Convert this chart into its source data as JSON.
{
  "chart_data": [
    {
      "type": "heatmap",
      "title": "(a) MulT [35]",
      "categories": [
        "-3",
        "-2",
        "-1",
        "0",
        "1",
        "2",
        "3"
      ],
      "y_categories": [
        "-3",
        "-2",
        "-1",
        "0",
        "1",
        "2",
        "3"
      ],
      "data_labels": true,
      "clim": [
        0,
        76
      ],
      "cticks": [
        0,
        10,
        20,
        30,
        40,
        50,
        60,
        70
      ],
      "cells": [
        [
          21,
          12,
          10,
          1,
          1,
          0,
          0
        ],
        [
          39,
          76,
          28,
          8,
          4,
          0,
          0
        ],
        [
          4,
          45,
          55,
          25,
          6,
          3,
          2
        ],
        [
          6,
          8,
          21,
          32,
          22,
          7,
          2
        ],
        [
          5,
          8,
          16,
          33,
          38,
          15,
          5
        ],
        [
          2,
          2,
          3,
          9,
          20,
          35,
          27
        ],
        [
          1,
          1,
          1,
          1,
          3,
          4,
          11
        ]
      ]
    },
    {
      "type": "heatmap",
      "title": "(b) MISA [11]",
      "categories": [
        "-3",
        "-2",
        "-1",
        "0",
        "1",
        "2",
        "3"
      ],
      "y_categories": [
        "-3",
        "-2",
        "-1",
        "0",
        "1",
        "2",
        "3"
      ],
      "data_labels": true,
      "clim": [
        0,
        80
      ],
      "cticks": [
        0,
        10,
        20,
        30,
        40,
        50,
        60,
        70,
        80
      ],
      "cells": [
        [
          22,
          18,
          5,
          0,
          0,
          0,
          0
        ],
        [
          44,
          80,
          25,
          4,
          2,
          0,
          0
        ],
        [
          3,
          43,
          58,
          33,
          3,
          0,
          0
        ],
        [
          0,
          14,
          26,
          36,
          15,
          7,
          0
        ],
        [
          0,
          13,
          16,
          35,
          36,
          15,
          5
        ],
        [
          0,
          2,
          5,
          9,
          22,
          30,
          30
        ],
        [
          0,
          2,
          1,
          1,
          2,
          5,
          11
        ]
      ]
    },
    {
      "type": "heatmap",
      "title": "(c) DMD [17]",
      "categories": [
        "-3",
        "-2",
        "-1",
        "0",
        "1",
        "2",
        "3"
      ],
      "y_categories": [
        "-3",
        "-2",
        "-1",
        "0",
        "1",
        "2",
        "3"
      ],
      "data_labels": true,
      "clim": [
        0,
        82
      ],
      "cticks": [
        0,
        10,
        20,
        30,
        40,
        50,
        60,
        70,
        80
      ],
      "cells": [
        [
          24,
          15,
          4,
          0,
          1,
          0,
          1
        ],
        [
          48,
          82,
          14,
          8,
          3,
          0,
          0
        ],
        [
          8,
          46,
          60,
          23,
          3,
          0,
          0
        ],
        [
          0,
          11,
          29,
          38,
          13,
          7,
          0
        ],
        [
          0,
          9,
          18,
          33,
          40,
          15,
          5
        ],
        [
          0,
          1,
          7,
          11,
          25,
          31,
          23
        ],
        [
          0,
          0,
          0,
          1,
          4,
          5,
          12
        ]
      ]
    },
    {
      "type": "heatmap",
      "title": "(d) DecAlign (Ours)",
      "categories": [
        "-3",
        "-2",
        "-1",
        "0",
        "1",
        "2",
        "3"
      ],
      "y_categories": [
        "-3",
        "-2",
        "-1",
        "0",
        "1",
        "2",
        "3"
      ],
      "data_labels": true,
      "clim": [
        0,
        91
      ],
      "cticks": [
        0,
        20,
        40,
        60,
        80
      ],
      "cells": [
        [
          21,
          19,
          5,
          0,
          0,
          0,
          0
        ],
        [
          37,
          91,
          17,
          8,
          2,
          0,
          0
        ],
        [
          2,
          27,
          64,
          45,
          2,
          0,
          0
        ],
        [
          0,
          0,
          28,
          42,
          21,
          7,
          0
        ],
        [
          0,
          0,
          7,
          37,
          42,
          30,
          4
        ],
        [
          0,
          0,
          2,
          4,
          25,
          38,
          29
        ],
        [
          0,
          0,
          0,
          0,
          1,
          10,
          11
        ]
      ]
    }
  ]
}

● ● ● ● ●

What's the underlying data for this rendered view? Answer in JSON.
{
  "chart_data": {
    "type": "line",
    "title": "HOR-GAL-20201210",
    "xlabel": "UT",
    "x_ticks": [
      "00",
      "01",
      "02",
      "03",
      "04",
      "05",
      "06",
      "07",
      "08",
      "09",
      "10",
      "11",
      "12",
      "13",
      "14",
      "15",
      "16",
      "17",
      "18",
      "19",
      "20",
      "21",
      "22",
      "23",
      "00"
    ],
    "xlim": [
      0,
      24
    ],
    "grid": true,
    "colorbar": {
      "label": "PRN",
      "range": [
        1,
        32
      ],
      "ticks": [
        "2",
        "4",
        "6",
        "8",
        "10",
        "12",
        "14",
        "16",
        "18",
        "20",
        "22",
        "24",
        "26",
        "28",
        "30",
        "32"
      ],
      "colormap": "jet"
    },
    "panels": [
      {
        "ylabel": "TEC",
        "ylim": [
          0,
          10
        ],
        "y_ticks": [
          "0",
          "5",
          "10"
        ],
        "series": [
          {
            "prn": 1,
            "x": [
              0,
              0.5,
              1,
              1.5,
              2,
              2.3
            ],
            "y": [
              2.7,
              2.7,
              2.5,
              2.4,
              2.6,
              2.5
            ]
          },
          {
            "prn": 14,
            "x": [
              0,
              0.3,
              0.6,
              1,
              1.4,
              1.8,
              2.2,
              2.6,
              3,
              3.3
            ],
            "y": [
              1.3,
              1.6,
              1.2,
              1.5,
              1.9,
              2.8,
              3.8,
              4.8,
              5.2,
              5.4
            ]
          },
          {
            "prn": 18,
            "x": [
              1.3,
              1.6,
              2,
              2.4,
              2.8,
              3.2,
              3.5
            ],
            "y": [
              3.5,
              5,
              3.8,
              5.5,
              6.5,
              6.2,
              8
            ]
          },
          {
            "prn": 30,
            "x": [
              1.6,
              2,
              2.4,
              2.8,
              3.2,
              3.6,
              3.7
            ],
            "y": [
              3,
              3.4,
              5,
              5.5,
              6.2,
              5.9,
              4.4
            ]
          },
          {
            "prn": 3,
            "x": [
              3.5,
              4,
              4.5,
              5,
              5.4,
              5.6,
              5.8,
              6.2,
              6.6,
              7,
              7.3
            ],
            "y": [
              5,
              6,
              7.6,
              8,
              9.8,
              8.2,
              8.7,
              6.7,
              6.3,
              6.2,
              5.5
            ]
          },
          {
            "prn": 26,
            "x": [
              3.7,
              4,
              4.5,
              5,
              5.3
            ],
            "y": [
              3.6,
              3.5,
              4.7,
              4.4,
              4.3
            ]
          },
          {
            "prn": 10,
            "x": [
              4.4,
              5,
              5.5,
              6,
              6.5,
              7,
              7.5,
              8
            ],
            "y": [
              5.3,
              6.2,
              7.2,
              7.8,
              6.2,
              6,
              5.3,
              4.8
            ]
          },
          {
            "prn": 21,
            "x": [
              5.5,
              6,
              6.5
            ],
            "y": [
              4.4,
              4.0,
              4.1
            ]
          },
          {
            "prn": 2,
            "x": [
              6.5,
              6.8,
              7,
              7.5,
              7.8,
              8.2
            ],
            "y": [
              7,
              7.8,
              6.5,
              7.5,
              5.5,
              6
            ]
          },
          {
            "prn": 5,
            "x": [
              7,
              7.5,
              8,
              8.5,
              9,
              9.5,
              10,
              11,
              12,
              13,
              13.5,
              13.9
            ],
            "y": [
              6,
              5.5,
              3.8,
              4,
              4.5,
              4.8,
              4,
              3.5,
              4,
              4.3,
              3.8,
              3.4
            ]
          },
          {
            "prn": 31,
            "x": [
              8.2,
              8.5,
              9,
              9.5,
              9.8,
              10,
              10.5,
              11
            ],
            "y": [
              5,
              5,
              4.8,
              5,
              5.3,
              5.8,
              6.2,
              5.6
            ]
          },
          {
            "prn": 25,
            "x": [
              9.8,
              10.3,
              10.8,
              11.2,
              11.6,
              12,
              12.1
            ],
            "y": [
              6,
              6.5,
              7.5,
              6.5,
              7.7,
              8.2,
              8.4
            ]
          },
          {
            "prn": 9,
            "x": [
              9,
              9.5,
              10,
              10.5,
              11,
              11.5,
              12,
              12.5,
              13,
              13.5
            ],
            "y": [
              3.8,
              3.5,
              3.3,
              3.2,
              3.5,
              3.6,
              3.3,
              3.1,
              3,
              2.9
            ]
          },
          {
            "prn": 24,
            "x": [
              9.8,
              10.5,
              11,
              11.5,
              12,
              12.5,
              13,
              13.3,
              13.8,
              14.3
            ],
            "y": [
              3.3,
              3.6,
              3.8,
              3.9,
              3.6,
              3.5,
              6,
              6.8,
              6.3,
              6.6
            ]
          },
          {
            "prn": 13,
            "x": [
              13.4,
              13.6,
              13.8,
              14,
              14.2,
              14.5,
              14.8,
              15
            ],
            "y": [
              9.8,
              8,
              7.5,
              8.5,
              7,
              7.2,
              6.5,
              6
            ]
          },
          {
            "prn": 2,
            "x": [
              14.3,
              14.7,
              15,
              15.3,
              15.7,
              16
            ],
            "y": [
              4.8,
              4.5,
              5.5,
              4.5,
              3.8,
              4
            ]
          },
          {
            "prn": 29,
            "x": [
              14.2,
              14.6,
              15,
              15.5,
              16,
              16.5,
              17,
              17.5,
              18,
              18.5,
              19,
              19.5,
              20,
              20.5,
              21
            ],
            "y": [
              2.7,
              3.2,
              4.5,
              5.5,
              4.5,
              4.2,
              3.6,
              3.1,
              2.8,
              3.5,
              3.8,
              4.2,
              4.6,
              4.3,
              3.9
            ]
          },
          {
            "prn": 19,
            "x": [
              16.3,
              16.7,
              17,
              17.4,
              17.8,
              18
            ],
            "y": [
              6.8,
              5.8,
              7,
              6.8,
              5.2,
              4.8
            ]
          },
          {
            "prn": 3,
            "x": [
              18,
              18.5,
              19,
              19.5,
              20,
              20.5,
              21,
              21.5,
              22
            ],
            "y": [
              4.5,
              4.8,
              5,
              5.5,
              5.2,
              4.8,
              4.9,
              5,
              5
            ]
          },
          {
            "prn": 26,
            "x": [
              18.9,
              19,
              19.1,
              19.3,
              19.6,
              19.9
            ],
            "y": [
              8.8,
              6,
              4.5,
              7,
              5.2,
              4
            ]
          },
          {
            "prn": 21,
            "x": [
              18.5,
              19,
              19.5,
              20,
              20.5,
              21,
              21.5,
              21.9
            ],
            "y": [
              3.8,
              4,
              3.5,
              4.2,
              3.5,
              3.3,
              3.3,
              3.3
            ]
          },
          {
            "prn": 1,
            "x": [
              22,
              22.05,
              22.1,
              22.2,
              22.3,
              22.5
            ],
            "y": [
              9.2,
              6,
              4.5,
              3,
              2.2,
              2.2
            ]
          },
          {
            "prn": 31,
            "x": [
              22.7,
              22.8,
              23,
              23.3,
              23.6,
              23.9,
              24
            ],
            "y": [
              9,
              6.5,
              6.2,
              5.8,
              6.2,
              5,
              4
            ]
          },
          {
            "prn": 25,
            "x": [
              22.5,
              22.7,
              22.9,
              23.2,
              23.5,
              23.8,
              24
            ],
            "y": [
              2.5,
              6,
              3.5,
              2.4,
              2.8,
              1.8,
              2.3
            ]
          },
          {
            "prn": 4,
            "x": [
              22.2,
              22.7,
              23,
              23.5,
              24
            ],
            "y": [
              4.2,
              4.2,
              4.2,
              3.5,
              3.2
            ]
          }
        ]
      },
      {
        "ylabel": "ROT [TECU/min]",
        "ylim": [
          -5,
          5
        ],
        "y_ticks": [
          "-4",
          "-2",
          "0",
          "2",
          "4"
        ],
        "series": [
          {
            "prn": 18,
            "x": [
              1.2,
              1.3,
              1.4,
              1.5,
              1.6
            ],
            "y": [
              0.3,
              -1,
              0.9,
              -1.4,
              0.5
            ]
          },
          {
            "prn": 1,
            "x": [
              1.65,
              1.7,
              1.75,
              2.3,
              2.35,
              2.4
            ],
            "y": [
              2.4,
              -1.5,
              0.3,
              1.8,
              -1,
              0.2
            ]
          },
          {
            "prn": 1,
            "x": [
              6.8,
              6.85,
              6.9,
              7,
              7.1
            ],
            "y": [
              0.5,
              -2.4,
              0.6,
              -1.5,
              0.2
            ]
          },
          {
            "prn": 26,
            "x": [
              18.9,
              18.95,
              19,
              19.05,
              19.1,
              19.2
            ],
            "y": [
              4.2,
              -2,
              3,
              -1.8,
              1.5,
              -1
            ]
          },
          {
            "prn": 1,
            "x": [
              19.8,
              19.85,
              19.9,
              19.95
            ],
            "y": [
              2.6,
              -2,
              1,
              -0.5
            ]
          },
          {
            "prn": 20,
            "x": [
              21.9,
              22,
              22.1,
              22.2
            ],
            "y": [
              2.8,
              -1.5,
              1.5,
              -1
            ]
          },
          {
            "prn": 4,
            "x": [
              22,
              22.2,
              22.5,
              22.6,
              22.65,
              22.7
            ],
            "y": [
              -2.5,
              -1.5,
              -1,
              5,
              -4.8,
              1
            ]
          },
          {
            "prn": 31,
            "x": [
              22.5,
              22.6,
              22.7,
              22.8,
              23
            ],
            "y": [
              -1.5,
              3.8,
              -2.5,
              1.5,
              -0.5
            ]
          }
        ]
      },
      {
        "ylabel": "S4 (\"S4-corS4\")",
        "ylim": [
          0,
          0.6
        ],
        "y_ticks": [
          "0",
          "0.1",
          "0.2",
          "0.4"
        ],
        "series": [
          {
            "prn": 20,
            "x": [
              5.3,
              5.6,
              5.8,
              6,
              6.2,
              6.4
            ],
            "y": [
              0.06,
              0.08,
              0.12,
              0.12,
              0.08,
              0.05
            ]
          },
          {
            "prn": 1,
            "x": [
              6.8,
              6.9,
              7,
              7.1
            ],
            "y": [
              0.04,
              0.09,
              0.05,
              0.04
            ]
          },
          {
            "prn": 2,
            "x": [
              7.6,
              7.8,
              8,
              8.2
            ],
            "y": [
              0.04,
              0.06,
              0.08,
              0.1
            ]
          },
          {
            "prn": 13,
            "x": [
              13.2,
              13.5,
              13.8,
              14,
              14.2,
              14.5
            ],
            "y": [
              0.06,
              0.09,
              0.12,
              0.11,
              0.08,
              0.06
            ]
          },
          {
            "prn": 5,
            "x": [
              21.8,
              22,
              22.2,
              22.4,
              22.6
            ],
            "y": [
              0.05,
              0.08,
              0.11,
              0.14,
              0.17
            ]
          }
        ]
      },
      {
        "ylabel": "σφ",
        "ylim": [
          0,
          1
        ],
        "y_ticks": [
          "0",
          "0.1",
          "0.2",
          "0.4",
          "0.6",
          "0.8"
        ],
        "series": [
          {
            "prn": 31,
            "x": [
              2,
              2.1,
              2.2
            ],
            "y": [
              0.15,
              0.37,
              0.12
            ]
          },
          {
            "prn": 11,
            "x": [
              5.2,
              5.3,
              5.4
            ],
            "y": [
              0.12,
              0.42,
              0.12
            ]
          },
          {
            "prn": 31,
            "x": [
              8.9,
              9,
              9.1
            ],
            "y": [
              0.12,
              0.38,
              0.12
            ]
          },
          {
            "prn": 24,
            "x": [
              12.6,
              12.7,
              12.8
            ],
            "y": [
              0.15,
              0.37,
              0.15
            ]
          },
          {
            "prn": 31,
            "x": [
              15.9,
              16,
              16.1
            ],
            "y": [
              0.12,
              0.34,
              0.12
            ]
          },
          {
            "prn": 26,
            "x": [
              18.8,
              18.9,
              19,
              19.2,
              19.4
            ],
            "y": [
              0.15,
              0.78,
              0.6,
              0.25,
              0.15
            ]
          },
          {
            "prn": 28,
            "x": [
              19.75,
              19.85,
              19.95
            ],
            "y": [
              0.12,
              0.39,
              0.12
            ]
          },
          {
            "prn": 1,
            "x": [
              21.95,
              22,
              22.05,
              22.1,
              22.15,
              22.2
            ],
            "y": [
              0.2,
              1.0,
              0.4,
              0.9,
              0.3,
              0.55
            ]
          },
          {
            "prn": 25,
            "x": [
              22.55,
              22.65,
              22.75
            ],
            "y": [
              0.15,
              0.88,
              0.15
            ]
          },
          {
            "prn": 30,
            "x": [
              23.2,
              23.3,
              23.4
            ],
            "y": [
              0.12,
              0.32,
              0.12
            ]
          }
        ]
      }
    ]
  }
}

● ● ● ● ●

Task to carry out: Go through the entries and return each line where the word "JSON" appears.

Task result:
Convert this chart into its source data as JSON.
What's the underlying data for this rendered view? Answer in JSON.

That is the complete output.